What the task requires
Copy all the data exactly, except the pictures.

════════════════════

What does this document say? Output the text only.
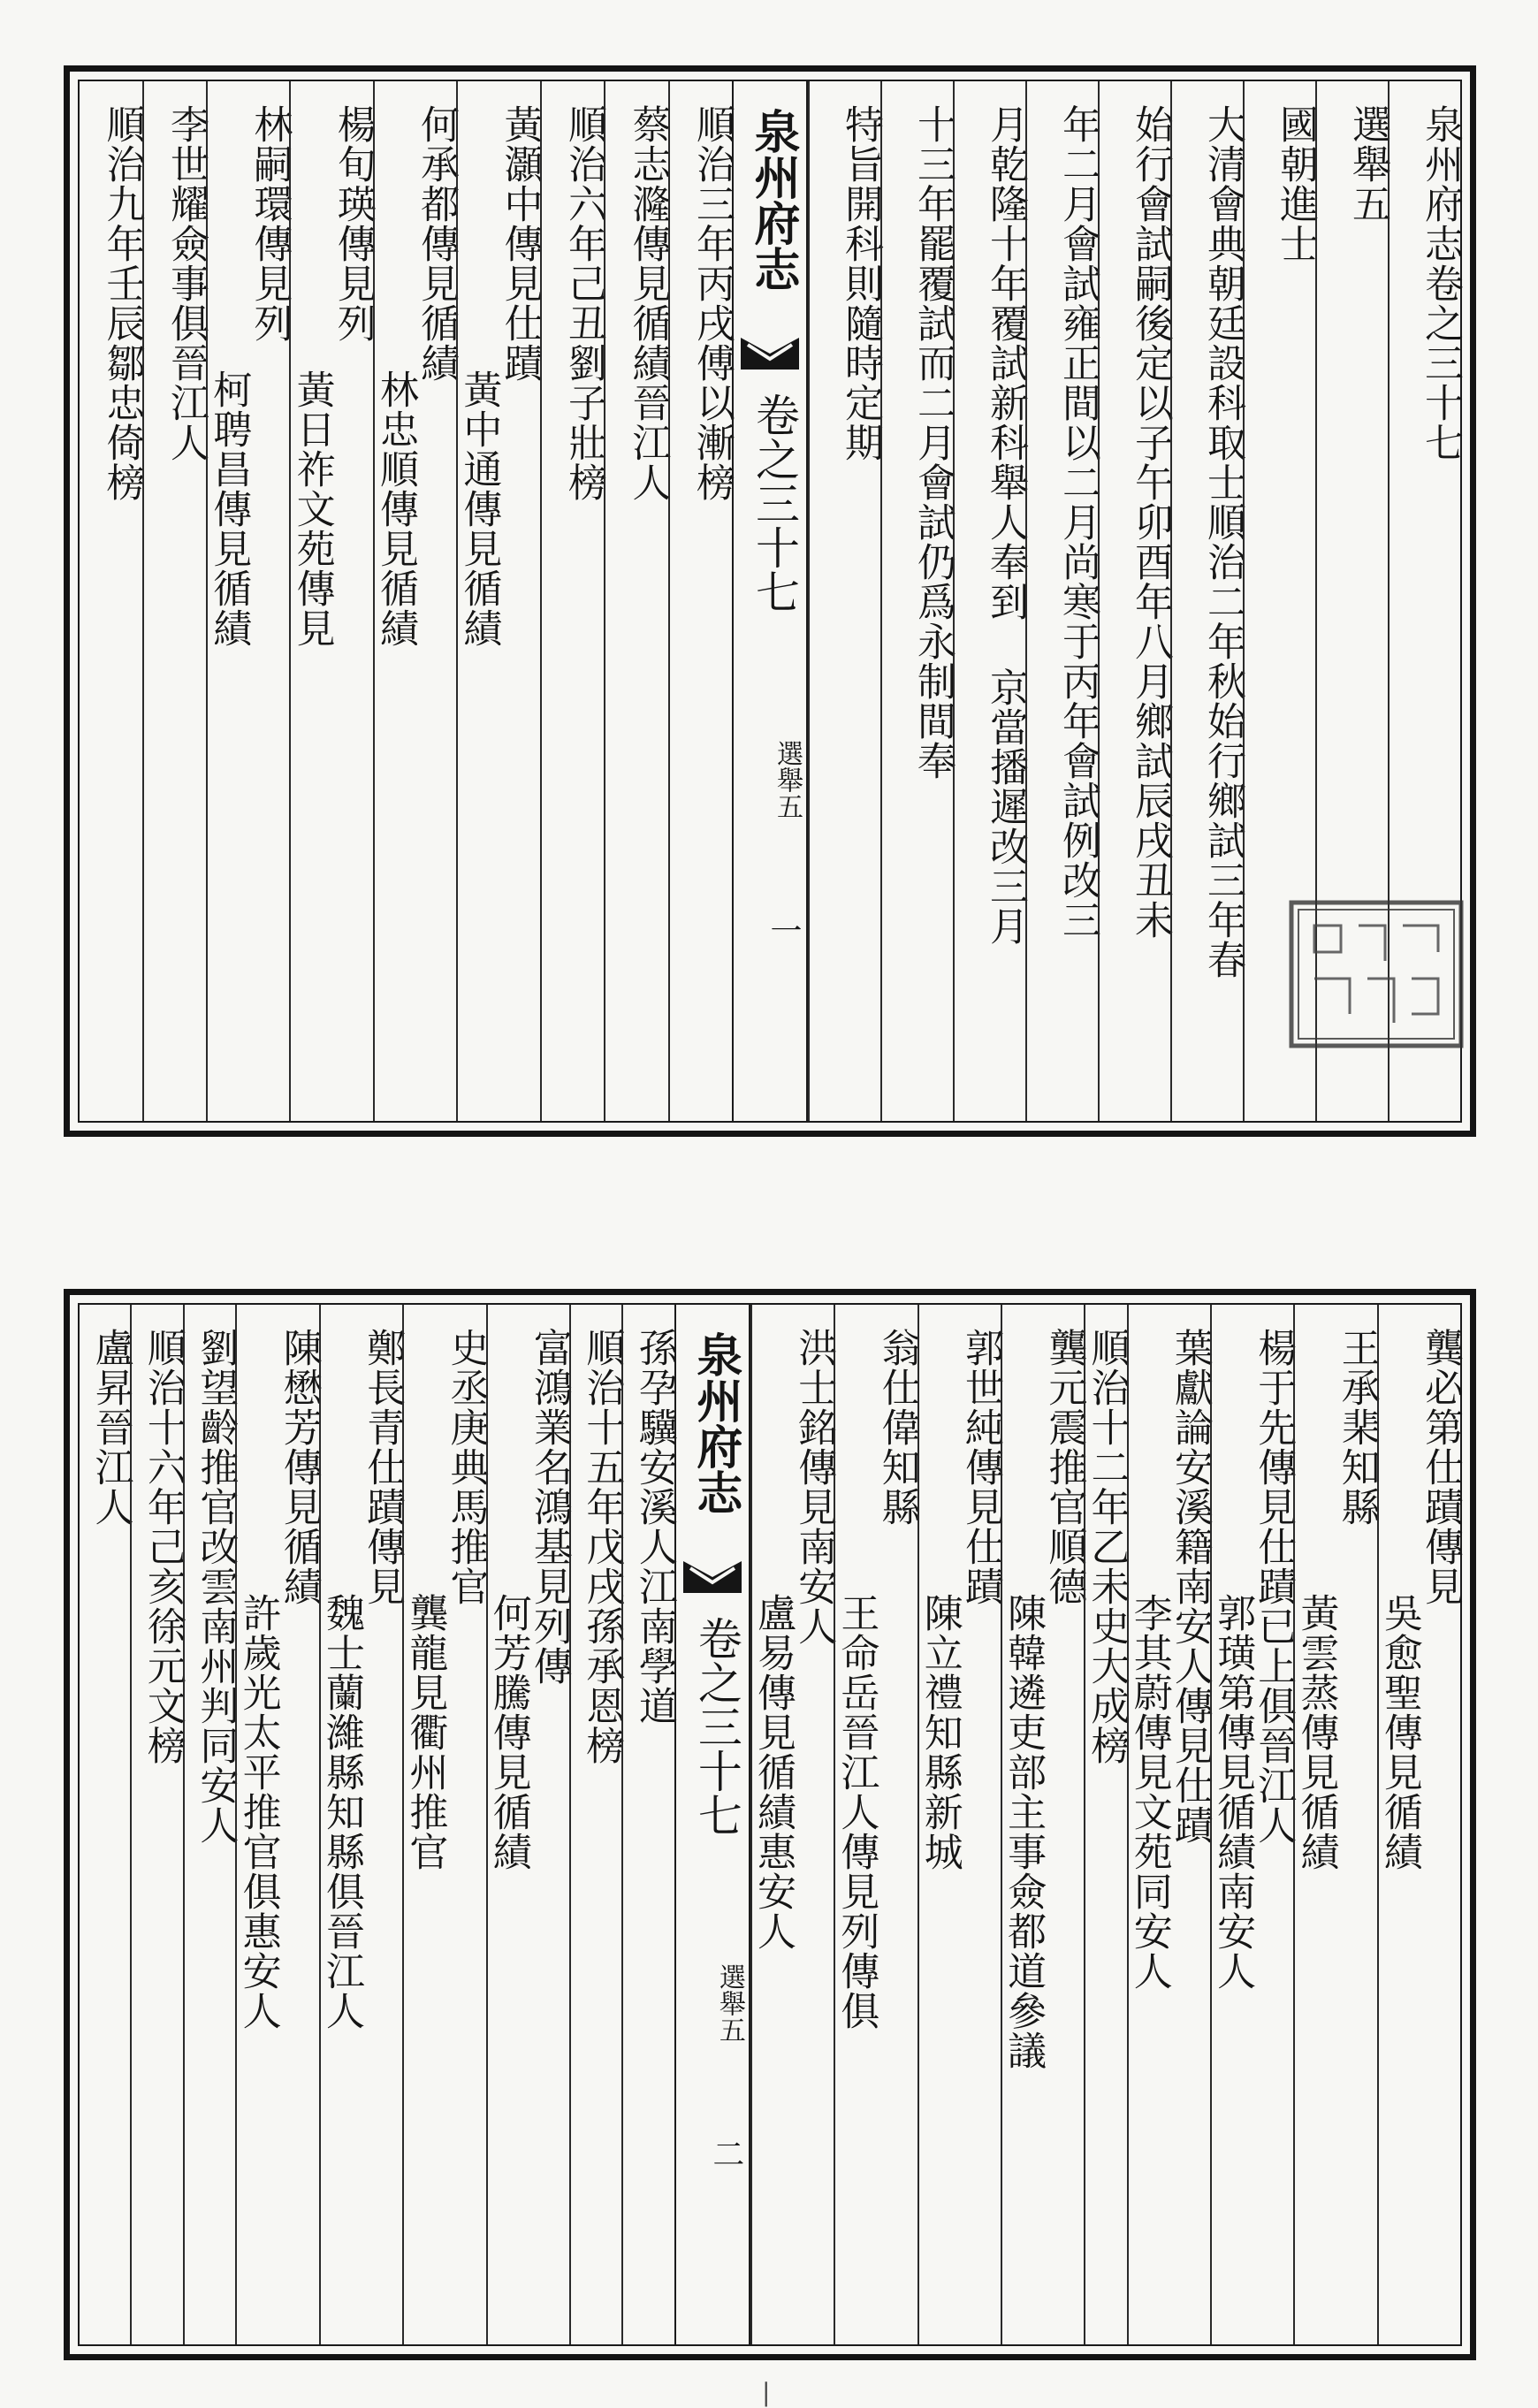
泉州府志卷之三十七
選舉五
國朝進士
大清會典朝廷設科取士順治二年秋始行鄉試三年春
始行會試嗣後定以子午卯酉年八月鄉試辰戌丑未
年二月會試雍正間以二月尚寒于丙年會試例改三
月乾隆十年覆試新科舉人奉到 京當播遲改三月
十三年罷覆試而二月會試仍爲永制間奉
特旨開科則隨時定期
泉州府志
卷之三十七
選舉五
一
順治三年丙戌傅以漸榜
蔡志漋傳見循績晉江人
順治六年己丑劉子壯榜
黃灝中傳見仕蹟
黃中通傳見循績
何承都傳見循績
林忠順傳見循績
楊旬瑛傳見列
黃日祚文苑傳見
林嗣環傳見列
柯聘昌傳見循績
李世耀僉事俱晉江人
順治九年壬辰鄒忠倚榜
龔必第仕蹟傳見
吳愈聖傳見循績
王承棐知縣
黃雲蒸傳見循績
楊于先傳見仕蹟已上俱晉江人
郭璜第傳見循績南安人
葉獻論安溪籍南安人傳見仕蹟
李其蔚傳見文苑同安人
順治十二年乙未史大成榜
龔元震推官順德
陳韓遴吏部主事僉都道參議
郭世純傳見仕蹟
陳立禮知縣新城
翁仕偉知縣
王命岳晉江人傳見列傳俱
洪士銘傳見南安人
盧易傳見循績惠安人
泉州府志
卷之三十七
選舉五
二
孫孕驥安溪人江南學道
順治十五年戊戌孫承恩榜
富鴻業名鴻基見列傳
何芳騰傳見循績
史丞庚典馬推官
龔龍見衢州推官
鄭長青仕蹟傳見
魏士蘭濰縣知縣俱晉江人
陳懋芳傳見循績
許歲光太平推官俱惠安人
劉望齡推官改雲南州判同安人
順治十六年己亥徐元文榜
盧昇晉江人
|
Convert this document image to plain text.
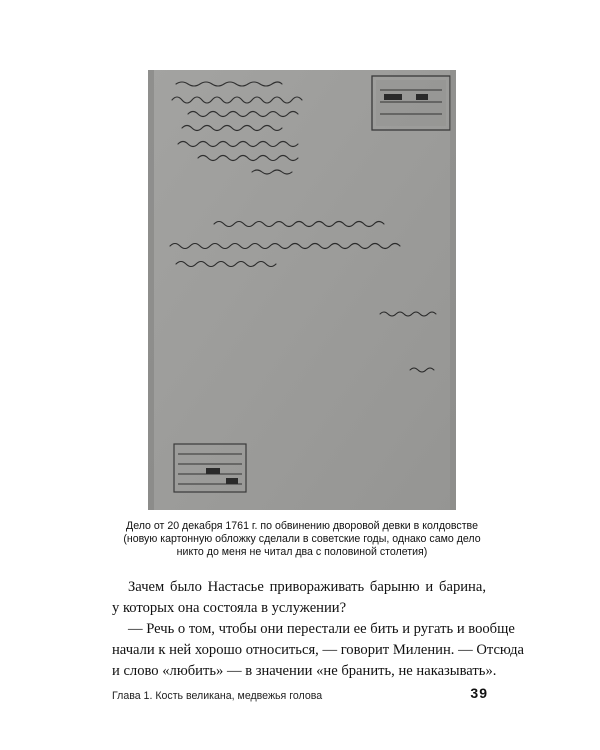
Дело от 20 декабря 1761 г. по обвинению дворовой девки в колдовстве
(новую картонную обложку сделали в советские годы, однако само дело
никто до меня не читал два с половиной столетия)
Зачем было Настасье привораживать барыню и барина,
у которых она состояла в услужении?
— Речь о том, чтобы они перестали ее бить и ругать и вообще
начали к ней хорошо относиться, — говорит Миленин. — Отсюда
и слово «любить» — в значении «не бранить, не наказывать».
Глава 1. Кость великана, медвежья голова	39
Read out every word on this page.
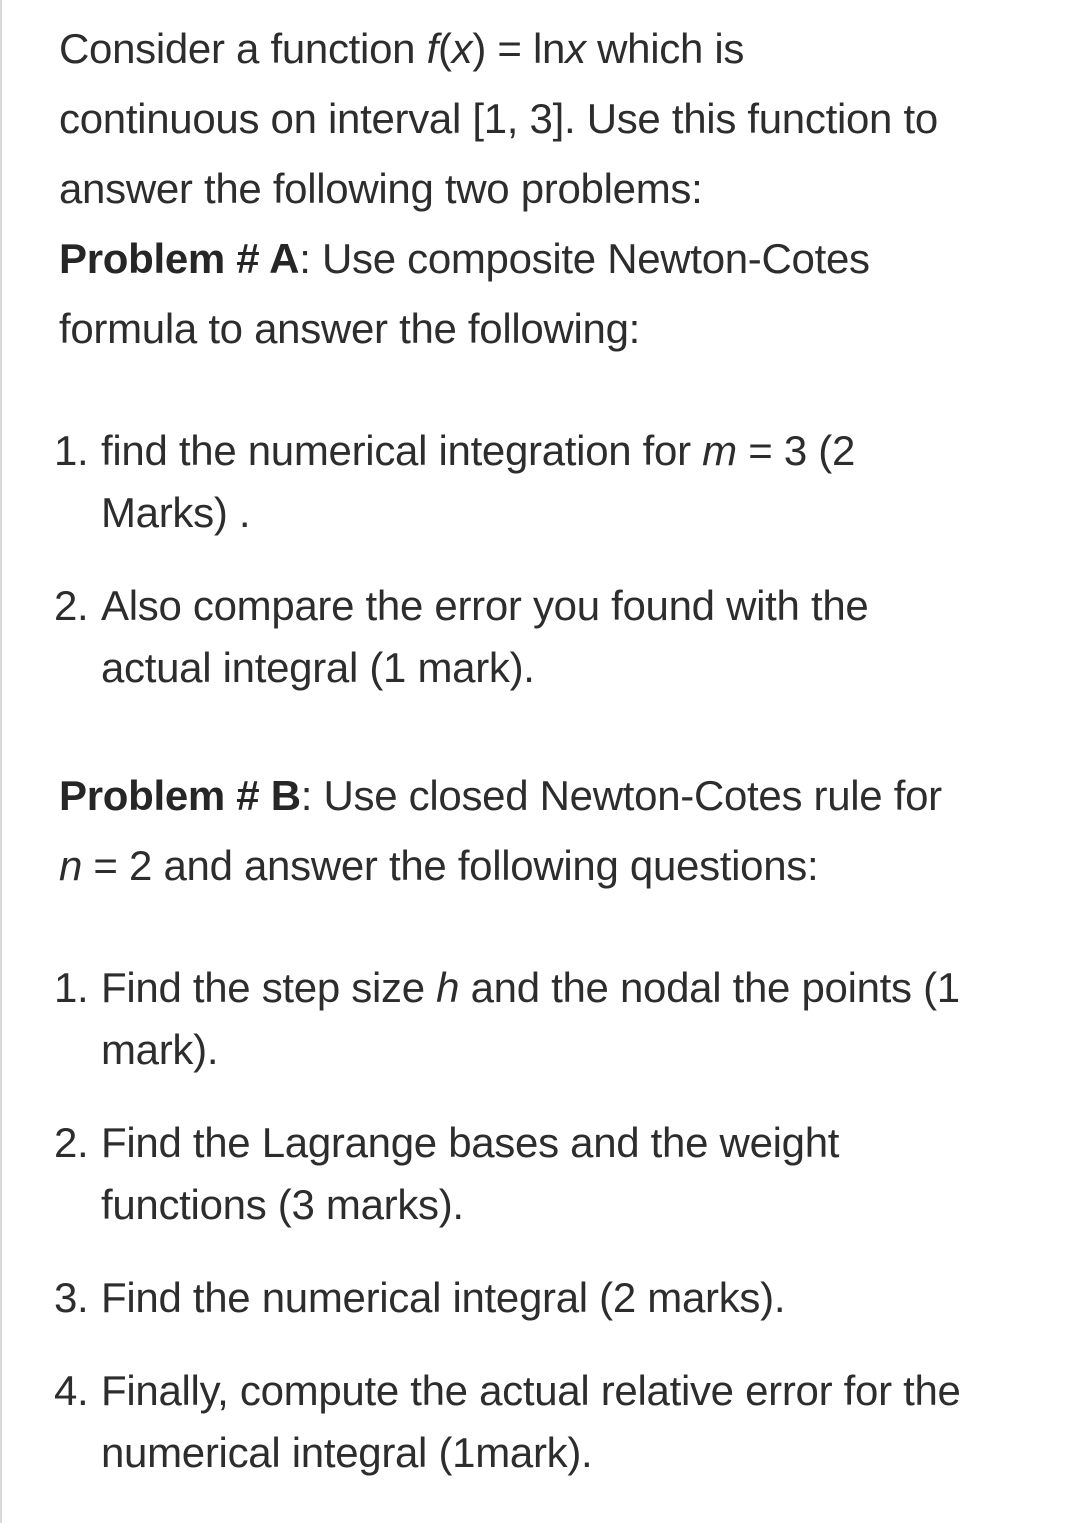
Consider a function f(x) = lnx which is
continuous on interval [1, 3]. Use this function to
answer the following two problems:
Problem # A: Use composite Newton-Cotes
formula to answer the following:

1. find the numerical integration for m = 3 (2
Marks) .
2. Also compare the error you found with the
actual integral (1 mark).

Problem # B: Use closed Newton-Cotes rule for
n = 2 and answer the following questions:

1. Find the step size h and the nodal the points (1
mark).
2. Find the Lagrange bases and the weight
functions (3 marks).
3. Find the numerical integral (2 marks).
4. Finally, compute the actual relative error for the
numerical integral (1mark).
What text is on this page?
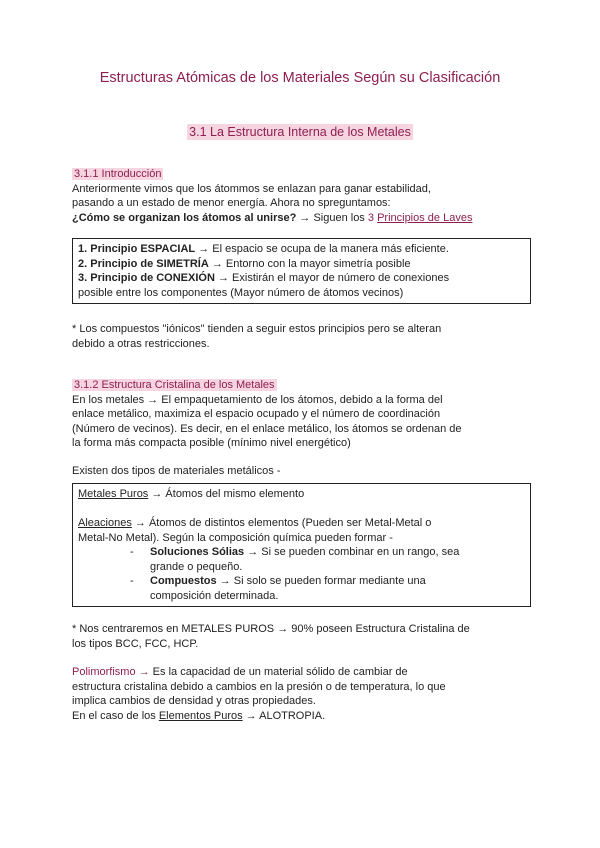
Estructuras Atómicas de los Materiales Según su Clasificación
3.1 La Estructura Interna de los Metales
3.1.1 Introducción
Anteriormente vimos que los átommos se enlazan para ganar estabilidad,
pasando a un estado de menor energía. Ahora no spreguntamos:
¿Cómo se organizan los átomos al unirse? → Siguen los 3 Principios de Laves
1. Principio ESPACIAL → El espacio se ocupa de la manera más eficiente.
2. Principio de SIMETRÍA → Entorno con la mayor simetría posible
3. Principio de CONEXIÓN → Existirán el mayor de número de conexiones
posible entre los componentes (Mayor número de átomos vecinos)
* Los compuestos "iónicos" tienden a seguir estos principios pero se alteran
debido a otras restricciones.
3.1.2 Estructura Cristalina de los Metales
En los metales → El empaquetamiento de los átomos, debido a la forma del
enlace metálico, maximiza el espacio ocupado y el número de coordinación
(Número de vecinos). Es decir, en el enlace metálico, los átomos se ordenan de
la forma más compacta posible (mínimo nivel energético)
Existen dos tipos de materiales metálicos -
Metales Puros → Átomos del mismo elemento
Aleaciones → Átomos de distintos elementos (Pueden ser Metal-Metal o
Metal-No Metal). Según la composición química pueden formar -
- Soluciones Sólias → Si se pueden combinar en un rango, sea
grande o pequeño.
- Compuestos → Si solo se pueden formar mediante una
composición determinada.
* Nos centraremos en METALES PUROS → 90% poseen Estructura Cristalina de
los tipos BCC, FCC, HCP.
Polimorfismo → Es la capacidad de un material sólido de cambiar de
estructura cristalina debido a cambios en la presión o de temperatura, lo que
implica cambios de densidad y otras propiedades.
En el caso de los Elementos Puros → ALOTROPIA.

════════════════════

Written answer
What does this document say? Output the text only.
泉州府志卷之三十七
選舉五
國朝進士
大清會典朝廷設科取士順治二年秋始行鄉試三年春
始行會試嗣後定以子午卯酉年八月鄉試辰戌丑未
年二月會試雍正間以二月尚寒于丙年會試例改三
月乾隆十年覆試新科舉人奉到 京當播遲改三月
十三年罷覆試而二月會試仍爲永制間奉
特旨開科則隨時定期
泉州府志
卷之三十七
選舉五
一
順治三年丙戌傅以漸榜
蔡志漋傳見循績晉江人
順治六年己丑劉子壯榜
黃灝中傳見仕蹟
黃中通傳見循績
何承都傳見循績
林忠順傳見循績
楊旬瑛傳見列
黃日祚文苑傳見
林嗣環傳見列
柯聘昌傳見循績
李世耀僉事俱晉江人
順治九年壬辰鄒忠倚榜
龔必第仕蹟傳見
吳愈聖傳見循績
王承棐知縣
黃雲蒸傳見循績
楊于先傳見仕蹟已上俱晉江人
郭璜第傳見循績南安人
葉獻論安溪籍南安人傳見仕蹟
李其蔚傳見文苑同安人
順治十二年乙未史大成榜
龔元震推官順德
陳韓遴吏部主事僉都道參議
郭世純傳見仕蹟
陳立禮知縣新城
翁仕偉知縣
王命岳晉江人傳見列傳俱
洪士銘傳見南安人
盧易傳見循績惠安人
泉州府志
卷之三十七
選舉五
二
孫孕驥安溪人江南學道
順治十五年戊戌孫承恩榜
富鴻業名鴻基見列傳
何芳騰傳見循績
史丞庚典馬推官
龔龍見衢州推官
鄭長青仕蹟傳見
魏士蘭濰縣知縣俱晉江人
陳懋芳傳見循績
許歲光太平推官俱惠安人
劉望齡推官改雲南州判同安人
順治十六年己亥徐元文榜
盧昇晉江人
|
Convert this document image to plain text.
Дело от 20 декабря 1761 г. по обвинению дворовой девки в колдовстве
(новую картонную обложку сделали в советские годы, однако само дело
никто до меня не читал два с половиной столетия)
Зачем было Настасье привораживать барыню и барина,
у которых она состояла в услужении?
— Речь о том, чтобы они перестали ее бить и ругать и вообще
начали к ней хорошо относиться, — говорит Миленин. — Отсюда
и слово «любить» — в значении «не бранить, не наказывать».
Глава 1. Кость великана, медвежья голова	39
Read out every word on this page.
Consider a function f(x) = lnx which is
continuous on interval [1, 3]. Use this function to
answer the following two problems:
Problem # A: Use composite Newton-Cotes
formula to answer the following:

1. find the numerical integration for m = 3 (2
Marks) .
2. Also compare the error you found with the
actual integral (1 mark).

Problem # B: Use closed Newton-Cotes rule for
n = 2 and answer the following questions:

1. Find the step size h and the nodal the points (1
mark).
2. Find the Lagrange bases and the weight
functions (3 marks).
3. Find the numerical integral (2 marks).
4. Finally, compute the actual relative error for the
numerical integral (1mark).
What text is on this page?
Estructuras Atómicas de los Materiales Según su Clasificación
3.1 La Estructura Interna de los Metales
3.1.1 Introducción
Anteriormente vimos que los átommos se enlazan para ganar estabilidad,
pasando a un estado de menor energía. Ahora no spreguntamos:
¿Cómo se organizan los átomos al unirse? → Siguen los 3 Principios de Laves
1. Principio ESPACIAL → El espacio se ocupa de la manera más eficiente.
2. Principio de SIMETRÍA → Entorno con la mayor simetría posible
3. Principio de CONEXIÓN → Existirán el mayor de número de conexiones
posible entre los componentes (Mayor número de átomos vecinos)
* Los compuestos "iónicos" tienden a seguir estos principios pero se alteran
debido a otras restricciones.
3.1.2 Estructura Cristalina de los Metales
En los metales → El empaquetamiento de los átomos, debido a la forma del
enlace metálico, maximiza el espacio ocupado y el número de coordinación
(Número de vecinos). Es decir, en el enlace metálico, los átomos se ordenan de
la forma más compacta posible (mínimo nivel energético)
Existen dos tipos de materiales metálicos -
Metales Puros → Átomos del mismo elemento
Aleaciones → Átomos de distintos elementos (Pueden ser Metal-Metal o
Metal-No Metal). Según la composición química pueden formar -
- Soluciones Sólias → Si se pueden combinar en un rango, sea
grande o pequeño.
- Compuestos → Si solo se pueden formar mediante una
composición determinada.
* Nos centraremos en METALES PUROS → 90% poseen Estructura Cristalina de
los tipos BCC, FCC, HCP.
Polimorfismo → Es la capacidad de un material sólido de cambiar de
estructura cristalina debido a cambios en la presión o de temperatura, lo que
implica cambios de densidad y otras propiedades.
En el caso de los Elementos Puros → ALOTROPIA.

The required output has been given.